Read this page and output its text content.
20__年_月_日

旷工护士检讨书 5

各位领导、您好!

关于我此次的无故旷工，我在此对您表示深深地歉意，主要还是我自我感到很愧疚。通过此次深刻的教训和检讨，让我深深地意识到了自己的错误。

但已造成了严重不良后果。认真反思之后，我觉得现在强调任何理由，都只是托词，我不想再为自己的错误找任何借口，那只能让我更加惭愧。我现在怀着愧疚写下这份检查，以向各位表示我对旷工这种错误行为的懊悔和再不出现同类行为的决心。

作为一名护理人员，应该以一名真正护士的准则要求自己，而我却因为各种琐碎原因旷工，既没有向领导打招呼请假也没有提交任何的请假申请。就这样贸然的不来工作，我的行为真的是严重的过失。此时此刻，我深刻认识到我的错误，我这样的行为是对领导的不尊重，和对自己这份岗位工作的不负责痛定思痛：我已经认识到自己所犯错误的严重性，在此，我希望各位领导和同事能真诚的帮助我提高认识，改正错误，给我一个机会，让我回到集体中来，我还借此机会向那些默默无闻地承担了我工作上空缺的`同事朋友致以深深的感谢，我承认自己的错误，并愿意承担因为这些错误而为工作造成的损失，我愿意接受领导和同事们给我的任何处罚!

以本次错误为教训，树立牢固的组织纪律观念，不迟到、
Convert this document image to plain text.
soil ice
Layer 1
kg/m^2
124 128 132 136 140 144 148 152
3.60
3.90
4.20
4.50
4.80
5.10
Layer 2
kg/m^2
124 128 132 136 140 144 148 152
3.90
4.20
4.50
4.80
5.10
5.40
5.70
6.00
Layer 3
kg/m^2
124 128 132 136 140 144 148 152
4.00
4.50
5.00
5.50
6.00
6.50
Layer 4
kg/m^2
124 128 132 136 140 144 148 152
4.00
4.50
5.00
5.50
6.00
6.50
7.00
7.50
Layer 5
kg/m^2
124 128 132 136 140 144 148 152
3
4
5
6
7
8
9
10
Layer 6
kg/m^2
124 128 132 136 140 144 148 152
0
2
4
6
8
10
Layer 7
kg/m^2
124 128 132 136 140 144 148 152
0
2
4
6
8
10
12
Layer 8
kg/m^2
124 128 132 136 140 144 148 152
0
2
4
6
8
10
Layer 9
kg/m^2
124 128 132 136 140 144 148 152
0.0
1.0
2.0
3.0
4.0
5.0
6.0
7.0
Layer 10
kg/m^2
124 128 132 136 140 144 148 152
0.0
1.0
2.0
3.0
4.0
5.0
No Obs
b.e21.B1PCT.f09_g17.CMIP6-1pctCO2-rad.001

### Exercise requirements
Go through the entries and repeat each one exactly.

### Completed exercise
Read this page and output its text content.
20__年_月_日

旷工护士检讨书 5

各位领导、您好!

关于我此次的无故旷工，我在此对您表示深深地歉意，主要还是我自我感到很愧疚。通过此次深刻的教训和检讨，让我深深地意识到了自己的错误。

但已造成了严重不良后果。认真反思之后，我觉得现在强调任何理由，都只是托词，我不想再为自己的错误找任何借口，那只能让我更加惭愧。我现在怀着愧疚写下这份检查，以向各位表示我对旷工这种错误行为的懊悔和再不出现同类行为的决心。

作为一名护理人员，应该以一名真正护士的准则要求自己，而我却因为各种琐碎原因旷工，既没有向领导打招呼请假也没有提交任何的请假申请。就这样贸然的不来工作，我的行为真的是严重的过失。此时此刻，我深刻认识到我的错误，我这样的行为是对领导的不尊重，和对自己这份岗位工作的不负责痛定思痛：我已经认识到自己所犯错误的严重性，在此，我希望各位领导和同事能真诚的帮助我提高认识，改正错误，给我一个机会，让我回到集体中来，我还借此机会向那些默默无闻地承担了我工作上空缺的`同事朋友致以深深的感谢，我承认自己的错误，并愿意承担因为这些错误而为工作造成的损失，我愿意接受领导和同事们给我的任何处罚!

以本次错误为教训，树立牢固的组织纪律观念，不迟到、
Convert this document image to plain text.
soil ice
Layer 1
kg/m^2
124 128 132 136 140 144 148 152
3.60
3.90
4.20
4.50
4.80
5.10
Layer 2
kg/m^2
124 128 132 136 140 144 148 152
3.90
4.20
4.50
4.80
5.10
5.40
5.70
6.00
Layer 3
kg/m^2
124 128 132 136 140 144 148 152
4.00
4.50
5.00
5.50
6.00
6.50
Layer 4
kg/m^2
124 128 132 136 140 144 148 152
4.00
4.50
5.00
5.50
6.00
6.50
7.00
7.50
Layer 5
kg/m^2
124 128 132 136 140 144 148 152
3
4
5
6
7
8
9
10
Layer 6
kg/m^2
124 128 132 136 140 144 148 152
0
2
4
6
8
10
Layer 7
kg/m^2
124 128 132 136 140 144 148 152
0
2
4
6
8
10
12
Layer 8
kg/m^2
124 128 132 136 140 144 148 152
0
2
4
6
8
10
Layer 9
kg/m^2
124 128 132 136 140 144 148 152
0.0
1.0
2.0
3.0
4.0
5.0
6.0
7.0
Layer 10
kg/m^2
124 128 132 136 140 144 148 152
0.0
1.0
2.0
3.0
4.0
5.0
No Obs
b.e21.B1PCT.f09_g17.CMIP6-1pctCO2-rad.001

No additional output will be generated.